Reproduce this listing in full.

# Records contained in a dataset
[START]

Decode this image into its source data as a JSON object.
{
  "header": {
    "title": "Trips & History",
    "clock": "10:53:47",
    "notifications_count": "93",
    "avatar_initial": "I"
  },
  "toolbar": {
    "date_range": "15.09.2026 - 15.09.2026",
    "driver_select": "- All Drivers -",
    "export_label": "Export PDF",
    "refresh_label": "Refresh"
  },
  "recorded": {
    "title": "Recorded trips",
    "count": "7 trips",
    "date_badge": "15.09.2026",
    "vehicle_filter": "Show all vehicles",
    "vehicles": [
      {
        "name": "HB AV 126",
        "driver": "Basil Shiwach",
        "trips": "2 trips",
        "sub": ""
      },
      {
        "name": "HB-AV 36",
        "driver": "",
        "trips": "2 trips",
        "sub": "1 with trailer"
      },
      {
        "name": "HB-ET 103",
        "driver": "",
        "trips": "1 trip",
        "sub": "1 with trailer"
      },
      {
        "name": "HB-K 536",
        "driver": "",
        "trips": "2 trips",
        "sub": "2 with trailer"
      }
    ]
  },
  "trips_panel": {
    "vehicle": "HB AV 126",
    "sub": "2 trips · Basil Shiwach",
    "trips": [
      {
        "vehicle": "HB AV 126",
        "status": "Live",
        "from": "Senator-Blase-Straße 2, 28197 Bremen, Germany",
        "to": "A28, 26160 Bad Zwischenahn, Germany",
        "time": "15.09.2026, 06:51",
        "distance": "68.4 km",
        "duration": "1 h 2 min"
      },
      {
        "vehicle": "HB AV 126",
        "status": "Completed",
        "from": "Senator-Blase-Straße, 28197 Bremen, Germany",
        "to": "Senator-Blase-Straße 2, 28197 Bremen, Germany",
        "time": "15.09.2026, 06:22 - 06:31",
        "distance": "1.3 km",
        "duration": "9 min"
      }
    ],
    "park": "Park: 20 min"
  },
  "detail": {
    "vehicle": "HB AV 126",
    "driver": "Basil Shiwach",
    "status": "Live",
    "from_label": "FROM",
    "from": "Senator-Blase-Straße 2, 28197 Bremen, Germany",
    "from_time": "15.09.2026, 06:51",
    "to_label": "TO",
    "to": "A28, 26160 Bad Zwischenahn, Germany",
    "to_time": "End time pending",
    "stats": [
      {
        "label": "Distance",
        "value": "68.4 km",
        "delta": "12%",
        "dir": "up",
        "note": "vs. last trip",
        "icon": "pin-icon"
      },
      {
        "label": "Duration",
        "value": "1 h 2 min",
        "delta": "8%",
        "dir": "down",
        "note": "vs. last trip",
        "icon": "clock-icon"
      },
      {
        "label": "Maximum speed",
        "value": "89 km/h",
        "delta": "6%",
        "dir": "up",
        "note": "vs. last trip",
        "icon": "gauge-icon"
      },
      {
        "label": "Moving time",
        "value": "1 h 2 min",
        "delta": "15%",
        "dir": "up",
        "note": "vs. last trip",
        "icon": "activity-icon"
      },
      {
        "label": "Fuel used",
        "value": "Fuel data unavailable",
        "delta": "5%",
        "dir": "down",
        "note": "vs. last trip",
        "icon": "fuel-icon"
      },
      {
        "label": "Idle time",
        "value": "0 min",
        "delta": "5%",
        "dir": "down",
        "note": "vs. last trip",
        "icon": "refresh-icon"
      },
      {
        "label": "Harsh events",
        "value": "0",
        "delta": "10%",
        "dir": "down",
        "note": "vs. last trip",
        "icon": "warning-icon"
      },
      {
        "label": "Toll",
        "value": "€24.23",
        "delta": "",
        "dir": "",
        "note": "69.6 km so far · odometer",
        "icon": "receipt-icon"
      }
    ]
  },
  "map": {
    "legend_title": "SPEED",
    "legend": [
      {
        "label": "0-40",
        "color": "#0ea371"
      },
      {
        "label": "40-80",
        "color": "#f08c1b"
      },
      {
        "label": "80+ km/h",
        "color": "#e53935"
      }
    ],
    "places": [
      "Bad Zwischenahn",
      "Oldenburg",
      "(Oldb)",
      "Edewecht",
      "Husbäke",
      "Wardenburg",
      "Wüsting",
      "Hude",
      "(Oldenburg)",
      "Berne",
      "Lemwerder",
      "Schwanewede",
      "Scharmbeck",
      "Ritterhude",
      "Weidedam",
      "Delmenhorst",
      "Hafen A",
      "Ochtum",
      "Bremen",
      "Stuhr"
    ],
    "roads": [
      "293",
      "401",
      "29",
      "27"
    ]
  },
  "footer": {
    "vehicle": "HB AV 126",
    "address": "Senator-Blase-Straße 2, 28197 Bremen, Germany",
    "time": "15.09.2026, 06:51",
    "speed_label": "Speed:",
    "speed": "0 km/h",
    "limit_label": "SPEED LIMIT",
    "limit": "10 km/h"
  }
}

[END]

# Exercise result
Decode this image into its source data as a JSON object.
{
  "header": {
    "title": "Trips & History",
    "clock": "10:53:47",
    "notifications_count": "93",
    "avatar_initial": "I"
  },
  "toolbar": {
    "date_range": "15.09.2026 - 15.09.2026",
    "driver_select": "- All Drivers -",
    "export_label": "Export PDF",
    "refresh_label": "Refresh"
  },
  "recorded": {
    "title": "Recorded trips",
    "count": "7 trips",
    "date_badge": "15.09.2026",
    "vehicle_filter": "Show all vehicles",
    "vehicles": [
      {
        "name": "HB AV 126",
        "driver": "Basil Shiwach",
        "trips": "2 trips",
        "sub": ""
      },
      {
        "name": "HB-AV 36",
        "driver": "",
        "trips": "2 trips",
        "sub": "1 with trailer"
      },
      {
        "name": "HB-ET 103",
        "driver": "",
        "trips": "1 trip",
        "sub": "1 with trailer"
      },
      {
        "name": "HB-K 536",
        "driver": "",
        "trips": "2 trips",
        "sub": "2 with trailer"
      }
    ]
  },
  "trips_panel": {
    "vehicle": "HB AV 126",
    "sub": "2 trips · Basil Shiwach",
    "trips": [
      {
        "vehicle": "HB AV 126",
        "status": "Live",
        "from": "Senator-Blase-Straße 2, 28197 Bremen, Germany",
        "to": "A28, 26160 Bad Zwischenahn, Germany",
        "time": "15.09.2026, 06:51",
        "distance": "68.4 km",
        "duration": "1 h 2 min"
      },
      {
        "vehicle": "HB AV 126",
        "status": "Completed",
        "from": "Senator-Blase-Straße, 28197 Bremen, Germany",
        "to": "Senator-Blase-Straße 2, 28197 Bremen, Germany",
        "time": "15.09.2026, 06:22 - 06:31",
        "distance": "1.3 km",
        "duration": "9 min"
      }
    ],
    "park": "Park: 20 min"
  },
  "detail": {
    "vehicle": "HB AV 126",
    "driver": "Basil Shiwach",
    "status": "Live",
    "from_label": "FROM",
    "from": "Senator-Blase-Straße 2, 28197 Bremen, Germany",
    "from_time": "15.09.2026, 06:51",
    "to_label": "TO",
    "to": "A28, 26160 Bad Zwischenahn, Germany",
    "to_time": "End time pending",
    "stats": [
      {
        "label": "Distance",
        "value": "68.4 km",
        "delta": "12%",
        "dir": "up",
        "note": "vs. last trip",
        "icon": "pin-icon"
      },
      {
        "label": "Duration",
        "value": "1 h 2 min",
        "delta": "8%",
        "dir": "down",
        "note": "vs. last trip",
        "icon": "clock-icon"
      },
      {
        "label": "Maximum speed",
        "value": "89 km/h",
        "delta": "6%",
        "dir": "up",
        "note": "vs. last trip",
        "icon": "gauge-icon"
      },
      {
        "label": "Moving time",
        "value": "1 h 2 min",
        "delta": "15%",
        "dir": "up",
        "note": "vs. last trip",
        "icon": "activity-icon"
      },
      {
        "label": "Fuel used",
        "value": "Fuel data unavailable",
        "delta": "5%",
        "dir": "down",
        "note": "vs. last trip",
        "icon": "fuel-icon"
      },
      {
        "label": "Idle time",
        "value": "0 min",
        "delta": "5%",
        "dir": "down",
        "note": "vs. last trip",
        "icon": "refresh-icon"
      },
      {
        "label": "Harsh events",
        "value": "0",
        "delta": "10%",
        "dir": "down",
        "note": "vs. last trip",
        "icon": "warning-icon"
      },
      {
        "label": "Toll",
        "value": "€24.23",
        "delta": "",
        "dir": "",
        "note": "69.6 km so far · odometer",
        "icon": "receipt-icon"
      }
    ]
  },
  "map": {
    "legend_title": "SPEED",
    "legend": [
      {
        "label": "0-40",
        "color": "#0ea371"
      },
      {
        "label": "40-80",
        "color": "#f08c1b"
      },
      {
        "label": "80+ km/h",
        "color": "#e53935"
      }
    ],
    "places": [
      "Bad Zwischenahn",
      "Oldenburg",
      "(Oldb)",
      "Edewecht",
      "Husbäke",
      "Wardenburg",
      "Wüsting",
      "Hude",
      "(Oldenburg)",
      "Berne",
      "Lemwerder",
      "Schwanewede",
      "Scharmbeck",
      "Ritterhude",
      "Weidedam",
      "Delmenhorst",
      "Hafen A",
      "Ochtum",
      "Bremen",
      "Stuhr"
    ],
    "roads": [
      "293",
      "401",
      "29",
      "27"
    ]
  },
  "footer": {
    "vehicle": "HB AV 126",
    "address": "Senator-Blase-Straße 2, 28197 Bremen, Germany",
    "time": "15.09.2026, 06:51",
    "speed_label": "Speed:",
    "speed": "0 km/h",
    "limit_label": "SPEED LIMIT",
    "limit": "10 km/h"
  }
}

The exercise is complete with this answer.